● **The problem**:
Give a verbatim quotation of every record.

● **Stored rows**:

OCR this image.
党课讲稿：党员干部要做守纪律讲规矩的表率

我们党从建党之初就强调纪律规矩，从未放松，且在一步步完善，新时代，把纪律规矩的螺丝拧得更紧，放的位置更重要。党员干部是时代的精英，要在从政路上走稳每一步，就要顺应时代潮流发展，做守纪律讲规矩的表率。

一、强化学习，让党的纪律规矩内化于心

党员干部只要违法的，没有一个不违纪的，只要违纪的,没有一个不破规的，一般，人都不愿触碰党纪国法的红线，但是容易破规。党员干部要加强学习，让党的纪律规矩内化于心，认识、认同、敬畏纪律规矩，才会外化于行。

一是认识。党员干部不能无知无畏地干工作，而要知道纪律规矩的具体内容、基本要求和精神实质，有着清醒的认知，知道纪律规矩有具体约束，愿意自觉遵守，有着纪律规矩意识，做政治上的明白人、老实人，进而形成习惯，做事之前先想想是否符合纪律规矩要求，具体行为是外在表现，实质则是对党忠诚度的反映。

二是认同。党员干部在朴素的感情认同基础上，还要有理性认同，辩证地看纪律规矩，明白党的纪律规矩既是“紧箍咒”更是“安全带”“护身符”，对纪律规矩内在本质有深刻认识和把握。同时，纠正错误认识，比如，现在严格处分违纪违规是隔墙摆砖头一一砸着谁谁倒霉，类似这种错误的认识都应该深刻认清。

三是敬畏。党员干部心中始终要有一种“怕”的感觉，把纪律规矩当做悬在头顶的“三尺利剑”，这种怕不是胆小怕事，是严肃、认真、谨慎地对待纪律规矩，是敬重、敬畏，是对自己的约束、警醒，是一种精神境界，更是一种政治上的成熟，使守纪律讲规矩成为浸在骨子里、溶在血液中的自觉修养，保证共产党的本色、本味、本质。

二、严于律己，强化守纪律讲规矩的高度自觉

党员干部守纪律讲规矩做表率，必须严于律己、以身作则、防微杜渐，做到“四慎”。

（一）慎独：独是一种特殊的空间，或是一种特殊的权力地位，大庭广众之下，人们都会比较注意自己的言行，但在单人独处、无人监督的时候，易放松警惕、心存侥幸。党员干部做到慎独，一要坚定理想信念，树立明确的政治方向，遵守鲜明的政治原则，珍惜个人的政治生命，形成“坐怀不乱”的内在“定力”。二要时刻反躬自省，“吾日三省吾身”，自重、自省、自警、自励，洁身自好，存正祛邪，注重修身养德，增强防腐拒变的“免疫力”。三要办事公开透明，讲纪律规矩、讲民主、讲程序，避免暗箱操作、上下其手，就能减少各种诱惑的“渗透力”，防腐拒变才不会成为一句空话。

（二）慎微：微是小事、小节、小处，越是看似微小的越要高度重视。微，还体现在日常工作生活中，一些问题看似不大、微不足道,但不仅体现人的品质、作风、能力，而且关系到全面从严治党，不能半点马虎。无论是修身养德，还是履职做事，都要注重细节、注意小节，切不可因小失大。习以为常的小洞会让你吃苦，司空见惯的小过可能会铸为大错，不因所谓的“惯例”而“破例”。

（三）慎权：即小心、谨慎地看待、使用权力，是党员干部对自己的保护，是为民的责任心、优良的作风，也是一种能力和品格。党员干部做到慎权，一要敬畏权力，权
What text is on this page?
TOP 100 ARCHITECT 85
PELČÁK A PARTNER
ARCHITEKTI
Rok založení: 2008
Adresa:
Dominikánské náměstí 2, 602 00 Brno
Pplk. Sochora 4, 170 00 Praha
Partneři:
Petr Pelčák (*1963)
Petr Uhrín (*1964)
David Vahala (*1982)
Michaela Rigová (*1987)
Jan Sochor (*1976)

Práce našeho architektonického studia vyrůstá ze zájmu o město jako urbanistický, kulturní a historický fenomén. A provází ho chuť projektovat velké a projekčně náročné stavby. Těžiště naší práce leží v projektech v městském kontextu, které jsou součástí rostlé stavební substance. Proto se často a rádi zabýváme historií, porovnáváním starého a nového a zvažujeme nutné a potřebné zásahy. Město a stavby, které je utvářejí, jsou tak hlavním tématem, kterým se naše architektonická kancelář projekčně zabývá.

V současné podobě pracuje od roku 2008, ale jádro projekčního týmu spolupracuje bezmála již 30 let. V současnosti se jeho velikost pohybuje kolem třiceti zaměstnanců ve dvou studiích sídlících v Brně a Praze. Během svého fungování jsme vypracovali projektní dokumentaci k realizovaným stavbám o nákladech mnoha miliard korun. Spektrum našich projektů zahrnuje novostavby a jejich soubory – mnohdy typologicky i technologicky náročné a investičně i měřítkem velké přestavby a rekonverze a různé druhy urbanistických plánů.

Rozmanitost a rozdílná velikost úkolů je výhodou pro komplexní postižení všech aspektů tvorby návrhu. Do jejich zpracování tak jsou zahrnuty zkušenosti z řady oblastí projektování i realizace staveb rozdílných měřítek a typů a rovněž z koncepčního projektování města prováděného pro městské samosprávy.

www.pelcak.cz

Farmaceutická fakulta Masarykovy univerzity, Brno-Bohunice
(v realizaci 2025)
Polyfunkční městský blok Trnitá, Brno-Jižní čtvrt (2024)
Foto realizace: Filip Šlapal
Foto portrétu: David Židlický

● **Answer**:
OCR this image.
党课讲稿：党员干部要做守纪律讲规矩的表率

我们党从建党之初就强调纪律规矩，从未放松，且在一步步完善，新时代，把纪律规矩的螺丝拧得更紧，放的位置更重要。党员干部是时代的精英，要在从政路上走稳每一步，就要顺应时代潮流发展，做守纪律讲规矩的表率。

一、强化学习，让党的纪律规矩内化于心

党员干部只要违法的，没有一个不违纪的，只要违纪的,没有一个不破规的，一般，人都不愿触碰党纪国法的红线，但是容易破规。党员干部要加强学习，让党的纪律规矩内化于心，认识、认同、敬畏纪律规矩，才会外化于行。

一是认识。党员干部不能无知无畏地干工作，而要知道纪律规矩的具体内容、基本要求和精神实质，有着清醒的认知，知道纪律规矩有具体约束，愿意自觉遵守，有着纪律规矩意识，做政治上的明白人、老实人，进而形成习惯，做事之前先想想是否符合纪律规矩要求，具体行为是外在表现，实质则是对党忠诚度的反映。

二是认同。党员干部在朴素的感情认同基础上，还要有理性认同，辩证地看纪律规矩，明白党的纪律规矩既是“紧箍咒”更是“安全带”“护身符”，对纪律规矩内在本质有深刻认识和把握。同时，纠正错误认识，比如，现在严格处分违纪违规是隔墙摆砖头一一砸着谁谁倒霉，类似这种错误的认识都应该深刻认清。

三是敬畏。党员干部心中始终要有一种“怕”的感觉，把纪律规矩当做悬在头顶的“三尺利剑”，这种怕不是胆小怕事，是严肃、认真、谨慎地对待纪律规矩，是敬重、敬畏，是对自己的约束、警醒，是一种精神境界，更是一种政治上的成熟，使守纪律讲规矩成为浸在骨子里、溶在血液中的自觉修养，保证共产党的本色、本味、本质。

二、严于律己，强化守纪律讲规矩的高度自觉

党员干部守纪律讲规矩做表率，必须严于律己、以身作则、防微杜渐，做到“四慎”。

（一）慎独：独是一种特殊的空间，或是一种特殊的权力地位，大庭广众之下，人们都会比较注意自己的言行，但在单人独处、无人监督的时候，易放松警惕、心存侥幸。党员干部做到慎独，一要坚定理想信念，树立明确的政治方向，遵守鲜明的政治原则，珍惜个人的政治生命，形成“坐怀不乱”的内在“定力”。二要时刻反躬自省，“吾日三省吾身”，自重、自省、自警、自励，洁身自好，存正祛邪，注重修身养德，增强防腐拒变的“免疫力”。三要办事公开透明，讲纪律规矩、讲民主、讲程序，避免暗箱操作、上下其手，就能减少各种诱惑的“渗透力”，防腐拒变才不会成为一句空话。

（二）慎微：微是小事、小节、小处，越是看似微小的越要高度重视。微，还体现在日常工作生活中，一些问题看似不大、微不足道,但不仅体现人的品质、作风、能力，而且关系到全面从严治党，不能半点马虎。无论是修身养德，还是履职做事，都要注重细节、注意小节，切不可因小失大。习以为常的小洞会让你吃苦，司空见惯的小过可能会铸为大错，不因所谓的“惯例”而“破例”。

（三）慎权：即小心、谨慎地看待、使用权力，是党员干部对自己的保护，是为民的责任心、优良的作风，也是一种能力和品格。党员干部做到慎权，一要敬畏权力，权
What text is on this page?
TOP 100 ARCHITECT 85
PELČÁK A PARTNER
ARCHITEKTI
Rok založení: 2008
Adresa:
Dominikánské náměstí 2, 602 00 Brno
Pplk. Sochora 4, 170 00 Praha
Partneři:
Petr Pelčák (*1963)
Petr Uhrín (*1964)
David Vahala (*1982)
Michaela Rigová (*1987)
Jan Sochor (*1976)

Práce našeho architektonického studia vyrůstá ze zájmu o město jako urbanistický, kulturní a historický fenomén. A provází ho chuť projektovat velké a projekčně náročné stavby. Těžiště naší práce leží v projektech v městském kontextu, které jsou součástí rostlé stavební substance. Proto se často a rádi zabýváme historií, porovnáváním starého a nového a zvažujeme nutné a potřebné zásahy. Město a stavby, které je utvářejí, jsou tak hlavním tématem, kterým se naše architektonická kancelář projekčně zabývá.

V současné podobě pracuje od roku 2008, ale jádro projekčního týmu spolupracuje bezmála již 30 let. V současnosti se jeho velikost pohybuje kolem třiceti zaměstnanců ve dvou studiích sídlících v Brně a Praze. Během svého fungování jsme vypracovali projektní dokumentaci k realizovaným stavbám o nákladech mnoha miliard korun. Spektrum našich projektů zahrnuje novostavby a jejich soubory – mnohdy typologicky i technologicky náročné a investičně i měřítkem velké přestavby a rekonverze a různé druhy urbanistických plánů.

Rozmanitost a rozdílná velikost úkolů je výhodou pro komplexní postižení všech aspektů tvorby návrhu. Do jejich zpracování tak jsou zahrnuty zkušenosti z řady oblastí projektování i realizace staveb rozdílných měřítek a typů a rovněž z koncepčního projektování města prováděného pro městské samosprávy.

www.pelcak.cz

Farmaceutická fakulta Masarykovy univerzity, Brno-Bohunice
(v realizaci 2025)
Polyfunkční městský blok Trnitá, Brno-Jižní čtvrt (2024)
Foto realizace: Filip Šlapal
Foto portrétu: David Židlický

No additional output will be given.